● **RECORDS FOR PROCESSING**:
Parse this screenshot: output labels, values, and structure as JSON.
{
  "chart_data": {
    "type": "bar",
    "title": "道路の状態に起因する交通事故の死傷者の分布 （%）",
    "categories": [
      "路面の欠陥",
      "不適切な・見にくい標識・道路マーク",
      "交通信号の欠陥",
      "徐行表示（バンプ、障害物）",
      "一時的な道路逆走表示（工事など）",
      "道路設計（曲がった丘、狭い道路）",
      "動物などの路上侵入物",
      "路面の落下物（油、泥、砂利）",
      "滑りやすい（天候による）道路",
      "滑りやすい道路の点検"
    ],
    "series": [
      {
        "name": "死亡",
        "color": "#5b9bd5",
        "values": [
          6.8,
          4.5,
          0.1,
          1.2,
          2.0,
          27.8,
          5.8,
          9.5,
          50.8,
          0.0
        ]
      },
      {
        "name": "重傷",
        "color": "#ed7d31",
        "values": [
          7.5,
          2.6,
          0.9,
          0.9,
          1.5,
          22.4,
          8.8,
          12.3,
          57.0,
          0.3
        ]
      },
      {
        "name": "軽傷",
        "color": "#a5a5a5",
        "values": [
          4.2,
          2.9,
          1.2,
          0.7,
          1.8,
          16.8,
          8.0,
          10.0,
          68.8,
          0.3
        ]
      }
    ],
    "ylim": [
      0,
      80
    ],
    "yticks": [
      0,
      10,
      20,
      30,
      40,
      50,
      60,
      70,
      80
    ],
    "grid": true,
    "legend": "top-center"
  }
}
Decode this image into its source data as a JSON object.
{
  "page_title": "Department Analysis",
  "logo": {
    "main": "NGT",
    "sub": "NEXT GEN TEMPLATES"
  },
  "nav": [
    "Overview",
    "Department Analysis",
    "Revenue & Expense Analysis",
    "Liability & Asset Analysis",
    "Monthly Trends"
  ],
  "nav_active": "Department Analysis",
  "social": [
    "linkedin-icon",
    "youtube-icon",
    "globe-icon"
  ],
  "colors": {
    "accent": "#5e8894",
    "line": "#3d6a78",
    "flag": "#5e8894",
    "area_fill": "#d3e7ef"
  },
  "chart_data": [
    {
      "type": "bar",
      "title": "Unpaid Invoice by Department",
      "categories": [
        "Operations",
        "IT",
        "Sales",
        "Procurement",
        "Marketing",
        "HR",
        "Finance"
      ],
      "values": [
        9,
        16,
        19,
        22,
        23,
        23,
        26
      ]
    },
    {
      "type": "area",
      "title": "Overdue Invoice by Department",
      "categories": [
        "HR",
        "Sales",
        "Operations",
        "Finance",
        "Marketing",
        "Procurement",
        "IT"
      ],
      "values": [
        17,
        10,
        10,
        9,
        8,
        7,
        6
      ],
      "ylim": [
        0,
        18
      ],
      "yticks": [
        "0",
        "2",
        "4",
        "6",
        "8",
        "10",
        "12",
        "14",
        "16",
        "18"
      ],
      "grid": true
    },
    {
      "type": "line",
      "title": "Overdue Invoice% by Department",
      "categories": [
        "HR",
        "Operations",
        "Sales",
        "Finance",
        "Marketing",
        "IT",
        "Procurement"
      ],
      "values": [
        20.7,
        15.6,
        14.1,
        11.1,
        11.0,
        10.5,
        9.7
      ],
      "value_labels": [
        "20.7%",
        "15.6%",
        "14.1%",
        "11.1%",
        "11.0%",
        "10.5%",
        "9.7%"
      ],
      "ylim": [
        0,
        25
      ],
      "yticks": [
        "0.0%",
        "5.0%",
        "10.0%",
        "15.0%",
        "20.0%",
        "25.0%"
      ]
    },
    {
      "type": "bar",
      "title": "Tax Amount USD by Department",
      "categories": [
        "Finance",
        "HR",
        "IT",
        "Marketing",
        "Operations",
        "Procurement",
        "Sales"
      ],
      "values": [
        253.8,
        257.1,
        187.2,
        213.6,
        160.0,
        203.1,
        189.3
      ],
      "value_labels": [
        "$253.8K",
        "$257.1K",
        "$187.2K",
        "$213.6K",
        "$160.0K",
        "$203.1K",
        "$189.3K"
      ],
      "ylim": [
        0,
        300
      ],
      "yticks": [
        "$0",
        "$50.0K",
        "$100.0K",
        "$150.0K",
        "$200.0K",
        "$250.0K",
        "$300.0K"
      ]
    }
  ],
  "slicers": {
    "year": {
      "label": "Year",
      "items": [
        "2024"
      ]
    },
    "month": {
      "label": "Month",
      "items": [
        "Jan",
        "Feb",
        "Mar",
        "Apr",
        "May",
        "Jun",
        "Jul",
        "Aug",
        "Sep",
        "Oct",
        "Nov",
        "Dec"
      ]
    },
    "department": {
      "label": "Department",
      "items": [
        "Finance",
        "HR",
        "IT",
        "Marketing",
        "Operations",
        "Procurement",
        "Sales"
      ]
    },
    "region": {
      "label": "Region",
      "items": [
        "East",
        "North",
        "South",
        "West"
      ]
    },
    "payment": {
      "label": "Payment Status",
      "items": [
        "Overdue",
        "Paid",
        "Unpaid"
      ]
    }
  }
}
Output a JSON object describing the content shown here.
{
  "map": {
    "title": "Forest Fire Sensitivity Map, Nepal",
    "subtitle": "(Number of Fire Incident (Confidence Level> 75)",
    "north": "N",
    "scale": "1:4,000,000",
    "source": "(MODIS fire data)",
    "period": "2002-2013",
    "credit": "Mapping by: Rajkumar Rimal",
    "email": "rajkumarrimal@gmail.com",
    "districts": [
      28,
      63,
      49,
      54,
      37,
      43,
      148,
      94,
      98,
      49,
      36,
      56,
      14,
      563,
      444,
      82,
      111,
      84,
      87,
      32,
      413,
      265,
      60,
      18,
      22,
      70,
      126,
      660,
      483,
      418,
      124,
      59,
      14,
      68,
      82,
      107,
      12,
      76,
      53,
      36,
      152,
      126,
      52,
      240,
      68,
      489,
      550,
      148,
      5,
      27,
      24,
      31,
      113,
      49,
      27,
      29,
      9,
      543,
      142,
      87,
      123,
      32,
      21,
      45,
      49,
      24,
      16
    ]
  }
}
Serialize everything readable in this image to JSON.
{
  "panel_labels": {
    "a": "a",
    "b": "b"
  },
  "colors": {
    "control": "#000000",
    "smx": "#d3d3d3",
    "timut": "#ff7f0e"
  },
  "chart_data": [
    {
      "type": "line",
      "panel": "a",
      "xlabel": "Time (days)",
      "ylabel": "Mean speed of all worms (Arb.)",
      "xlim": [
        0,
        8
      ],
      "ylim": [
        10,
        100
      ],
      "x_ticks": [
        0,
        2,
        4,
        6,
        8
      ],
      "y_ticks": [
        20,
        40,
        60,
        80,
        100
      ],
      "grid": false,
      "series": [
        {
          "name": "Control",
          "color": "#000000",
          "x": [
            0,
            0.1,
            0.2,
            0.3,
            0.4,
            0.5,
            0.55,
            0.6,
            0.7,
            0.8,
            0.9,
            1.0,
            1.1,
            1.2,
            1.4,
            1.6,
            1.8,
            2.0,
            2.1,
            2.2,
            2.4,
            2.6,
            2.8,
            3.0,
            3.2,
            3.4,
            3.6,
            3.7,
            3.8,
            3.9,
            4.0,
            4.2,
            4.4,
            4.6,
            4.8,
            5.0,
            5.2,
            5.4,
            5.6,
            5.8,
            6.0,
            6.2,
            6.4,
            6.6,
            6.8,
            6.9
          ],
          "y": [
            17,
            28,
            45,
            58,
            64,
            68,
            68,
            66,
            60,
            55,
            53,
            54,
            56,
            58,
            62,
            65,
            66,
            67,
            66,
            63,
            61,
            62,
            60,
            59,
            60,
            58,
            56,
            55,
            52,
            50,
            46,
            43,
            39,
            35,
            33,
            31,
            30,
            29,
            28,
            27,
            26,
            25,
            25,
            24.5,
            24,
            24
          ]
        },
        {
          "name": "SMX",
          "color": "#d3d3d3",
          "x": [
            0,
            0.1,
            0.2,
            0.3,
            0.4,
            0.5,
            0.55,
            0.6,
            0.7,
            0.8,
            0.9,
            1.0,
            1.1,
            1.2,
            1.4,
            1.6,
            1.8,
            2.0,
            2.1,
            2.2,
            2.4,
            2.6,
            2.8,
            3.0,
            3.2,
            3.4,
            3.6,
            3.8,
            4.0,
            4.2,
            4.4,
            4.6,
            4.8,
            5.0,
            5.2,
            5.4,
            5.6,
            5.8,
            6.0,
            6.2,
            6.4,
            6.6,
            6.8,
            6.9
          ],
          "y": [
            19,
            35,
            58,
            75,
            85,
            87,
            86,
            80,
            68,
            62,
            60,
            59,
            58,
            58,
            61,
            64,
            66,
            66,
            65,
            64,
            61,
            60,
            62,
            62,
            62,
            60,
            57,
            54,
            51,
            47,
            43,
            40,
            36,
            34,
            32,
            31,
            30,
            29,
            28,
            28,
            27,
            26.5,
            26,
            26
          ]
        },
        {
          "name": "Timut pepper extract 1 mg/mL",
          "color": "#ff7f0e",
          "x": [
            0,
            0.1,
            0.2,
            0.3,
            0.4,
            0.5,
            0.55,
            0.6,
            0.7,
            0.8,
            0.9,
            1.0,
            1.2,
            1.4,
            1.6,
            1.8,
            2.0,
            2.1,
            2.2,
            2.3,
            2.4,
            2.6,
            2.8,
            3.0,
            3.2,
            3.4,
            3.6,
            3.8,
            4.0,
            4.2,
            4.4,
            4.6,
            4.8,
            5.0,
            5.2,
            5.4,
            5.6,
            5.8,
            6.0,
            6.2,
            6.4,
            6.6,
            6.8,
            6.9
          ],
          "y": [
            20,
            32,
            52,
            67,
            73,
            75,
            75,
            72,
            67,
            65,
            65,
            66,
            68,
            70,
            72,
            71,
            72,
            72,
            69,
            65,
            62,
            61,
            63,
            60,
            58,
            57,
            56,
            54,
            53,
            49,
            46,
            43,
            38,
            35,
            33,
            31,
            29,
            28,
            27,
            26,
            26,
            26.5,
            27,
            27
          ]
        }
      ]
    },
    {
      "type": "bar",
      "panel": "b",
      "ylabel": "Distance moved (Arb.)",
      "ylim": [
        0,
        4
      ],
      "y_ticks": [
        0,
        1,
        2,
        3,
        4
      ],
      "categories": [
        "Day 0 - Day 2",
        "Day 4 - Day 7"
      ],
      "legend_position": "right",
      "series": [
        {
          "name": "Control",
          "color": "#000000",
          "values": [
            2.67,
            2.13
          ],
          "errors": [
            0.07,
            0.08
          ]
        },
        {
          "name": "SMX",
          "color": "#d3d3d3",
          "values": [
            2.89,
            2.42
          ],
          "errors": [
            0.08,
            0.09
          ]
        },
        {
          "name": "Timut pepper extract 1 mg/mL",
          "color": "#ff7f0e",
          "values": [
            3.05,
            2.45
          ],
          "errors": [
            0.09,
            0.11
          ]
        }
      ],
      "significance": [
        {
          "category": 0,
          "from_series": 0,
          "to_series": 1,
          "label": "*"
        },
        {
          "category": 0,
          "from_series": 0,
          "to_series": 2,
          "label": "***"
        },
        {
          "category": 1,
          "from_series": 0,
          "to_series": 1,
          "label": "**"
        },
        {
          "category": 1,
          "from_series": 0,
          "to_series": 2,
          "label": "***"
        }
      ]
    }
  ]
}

● **WHAT THIS TASK INVOLVES**: Answer with one number: how many lines of the entries above include the word "Overdue".

● **OUTPUT OF THE EXERCISE**: 3